— start EXERCISE DATA —
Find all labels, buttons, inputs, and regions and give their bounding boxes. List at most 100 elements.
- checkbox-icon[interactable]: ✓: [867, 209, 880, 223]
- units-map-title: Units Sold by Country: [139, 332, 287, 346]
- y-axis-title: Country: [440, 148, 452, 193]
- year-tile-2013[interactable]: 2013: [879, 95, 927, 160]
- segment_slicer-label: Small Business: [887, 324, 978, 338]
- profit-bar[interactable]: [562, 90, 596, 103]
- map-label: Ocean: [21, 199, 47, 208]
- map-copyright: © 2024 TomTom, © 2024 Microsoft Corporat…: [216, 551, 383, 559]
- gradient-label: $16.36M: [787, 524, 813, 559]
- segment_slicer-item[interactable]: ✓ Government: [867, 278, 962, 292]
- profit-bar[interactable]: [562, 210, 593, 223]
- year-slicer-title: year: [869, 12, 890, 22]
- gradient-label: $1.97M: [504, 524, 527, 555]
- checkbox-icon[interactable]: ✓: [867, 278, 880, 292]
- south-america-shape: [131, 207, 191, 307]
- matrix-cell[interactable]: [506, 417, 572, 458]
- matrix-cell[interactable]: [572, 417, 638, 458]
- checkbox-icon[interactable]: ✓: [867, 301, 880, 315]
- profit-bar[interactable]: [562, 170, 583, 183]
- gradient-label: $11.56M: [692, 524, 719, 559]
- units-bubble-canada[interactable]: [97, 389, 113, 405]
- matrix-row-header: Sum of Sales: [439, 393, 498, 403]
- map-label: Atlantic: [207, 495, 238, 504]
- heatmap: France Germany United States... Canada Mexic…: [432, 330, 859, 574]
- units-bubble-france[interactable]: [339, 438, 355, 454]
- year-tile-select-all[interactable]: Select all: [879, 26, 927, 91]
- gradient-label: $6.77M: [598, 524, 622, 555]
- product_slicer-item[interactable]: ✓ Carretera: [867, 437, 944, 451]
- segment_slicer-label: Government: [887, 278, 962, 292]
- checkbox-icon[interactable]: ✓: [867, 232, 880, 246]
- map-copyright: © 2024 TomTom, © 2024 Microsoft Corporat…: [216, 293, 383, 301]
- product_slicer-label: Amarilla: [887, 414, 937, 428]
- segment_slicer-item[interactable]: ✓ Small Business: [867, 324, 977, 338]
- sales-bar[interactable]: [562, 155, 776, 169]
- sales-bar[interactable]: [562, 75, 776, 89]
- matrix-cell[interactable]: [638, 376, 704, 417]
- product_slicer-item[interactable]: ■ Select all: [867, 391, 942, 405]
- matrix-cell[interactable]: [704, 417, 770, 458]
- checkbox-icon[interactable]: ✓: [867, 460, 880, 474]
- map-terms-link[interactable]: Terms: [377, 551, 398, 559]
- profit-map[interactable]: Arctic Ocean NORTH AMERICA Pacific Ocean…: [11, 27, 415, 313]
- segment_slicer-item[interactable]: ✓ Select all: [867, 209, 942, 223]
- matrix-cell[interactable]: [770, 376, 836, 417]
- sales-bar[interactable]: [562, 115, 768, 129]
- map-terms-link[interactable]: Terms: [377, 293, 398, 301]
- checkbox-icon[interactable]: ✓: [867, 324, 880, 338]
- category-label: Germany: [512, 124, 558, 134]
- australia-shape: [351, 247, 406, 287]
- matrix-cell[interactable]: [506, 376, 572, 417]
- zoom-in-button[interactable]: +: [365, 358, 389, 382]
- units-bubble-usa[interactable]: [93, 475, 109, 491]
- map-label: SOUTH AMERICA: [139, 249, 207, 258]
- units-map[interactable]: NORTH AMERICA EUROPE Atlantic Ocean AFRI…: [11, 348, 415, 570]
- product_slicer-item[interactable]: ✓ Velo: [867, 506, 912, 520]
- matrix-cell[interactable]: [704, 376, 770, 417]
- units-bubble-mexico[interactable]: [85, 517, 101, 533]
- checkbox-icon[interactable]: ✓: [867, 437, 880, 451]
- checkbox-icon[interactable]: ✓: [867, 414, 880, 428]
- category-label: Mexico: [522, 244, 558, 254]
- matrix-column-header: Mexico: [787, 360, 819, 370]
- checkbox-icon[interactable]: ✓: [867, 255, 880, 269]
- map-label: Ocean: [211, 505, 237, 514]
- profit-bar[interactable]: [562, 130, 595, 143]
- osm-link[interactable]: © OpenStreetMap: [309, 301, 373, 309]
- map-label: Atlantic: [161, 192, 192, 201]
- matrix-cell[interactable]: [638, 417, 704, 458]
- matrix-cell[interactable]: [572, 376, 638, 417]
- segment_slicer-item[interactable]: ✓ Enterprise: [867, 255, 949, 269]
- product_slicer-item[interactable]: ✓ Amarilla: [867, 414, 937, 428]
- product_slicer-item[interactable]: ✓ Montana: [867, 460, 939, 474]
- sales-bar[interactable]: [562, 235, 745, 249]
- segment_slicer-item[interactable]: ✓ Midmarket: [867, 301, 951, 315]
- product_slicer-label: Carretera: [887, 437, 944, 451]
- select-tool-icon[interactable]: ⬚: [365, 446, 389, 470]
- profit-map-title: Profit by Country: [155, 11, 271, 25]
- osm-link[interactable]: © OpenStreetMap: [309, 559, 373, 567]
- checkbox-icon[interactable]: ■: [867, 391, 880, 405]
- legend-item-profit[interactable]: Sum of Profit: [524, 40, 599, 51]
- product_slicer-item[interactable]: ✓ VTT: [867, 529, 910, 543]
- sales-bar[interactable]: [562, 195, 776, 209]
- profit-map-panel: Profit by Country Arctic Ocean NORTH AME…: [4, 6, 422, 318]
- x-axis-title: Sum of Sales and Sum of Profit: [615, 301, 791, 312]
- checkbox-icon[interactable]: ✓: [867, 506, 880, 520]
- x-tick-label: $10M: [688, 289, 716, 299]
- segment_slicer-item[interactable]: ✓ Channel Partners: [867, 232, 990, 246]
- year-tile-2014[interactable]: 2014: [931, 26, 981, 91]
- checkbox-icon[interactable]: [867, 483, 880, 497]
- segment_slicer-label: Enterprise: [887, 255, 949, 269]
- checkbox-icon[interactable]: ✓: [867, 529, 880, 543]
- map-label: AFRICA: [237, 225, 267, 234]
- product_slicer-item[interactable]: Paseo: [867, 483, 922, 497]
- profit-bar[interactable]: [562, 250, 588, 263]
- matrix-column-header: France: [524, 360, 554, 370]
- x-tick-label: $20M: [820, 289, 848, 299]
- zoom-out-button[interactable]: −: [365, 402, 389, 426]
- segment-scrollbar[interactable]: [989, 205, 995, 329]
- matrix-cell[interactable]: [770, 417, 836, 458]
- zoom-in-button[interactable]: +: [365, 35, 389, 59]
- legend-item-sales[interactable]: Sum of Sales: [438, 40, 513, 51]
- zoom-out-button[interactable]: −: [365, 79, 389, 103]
— end EXERCISE DATA —
DIRECTIONS FOR THIS TASK: Please copy out the items word for word, from the first line through the line that contains "- units-bubble-canada[interactable]: [97, 389, 113, 405]", including both of those lines.

WRITTEN RESPONSE:
Find all labels, buttons, inputs, and regions and give their bounding boxes. List at most 100 elements.
- checkbox-icon[interactable]: ✓: [867, 209, 880, 223]
- units-map-title: Units Sold by Country: [139, 332, 287, 346]
- y-axis-title: Country: [440, 148, 452, 193]
- year-tile-2013[interactable]: 2013: [879, 95, 927, 160]
- segment_slicer-label: Small Business: [887, 324, 978, 338]
- profit-bar[interactable]: [562, 90, 596, 103]
- map-label: Ocean: [21, 199, 47, 208]
- map-copyright: © 2024 TomTom, © 2024 Microsoft Corporat…: [216, 551, 383, 559]
- gradient-label: $16.36M: [787, 524, 813, 559]
- segment_slicer-item[interactable]: ✓ Government: [867, 278, 962, 292]
- profit-bar[interactable]: [562, 210, 593, 223]
- year-slicer-title: year: [869, 12, 890, 22]
- gradient-label: $1.97M: [504, 524, 527, 555]
- checkbox-icon[interactable]: ✓: [867, 278, 880, 292]
- south-america-shape: [131, 207, 191, 307]
- matrix-cell[interactable]: [506, 417, 572, 458]
- matrix-cell[interactable]: [572, 417, 638, 458]
- checkbox-icon[interactable]: ✓: [867, 301, 880, 315]
- profit-bar[interactable]: [562, 170, 583, 183]
- gradient-label: $11.56M: [692, 524, 719, 559]
- units-bubble-canada[interactable]: [97, 389, 113, 405]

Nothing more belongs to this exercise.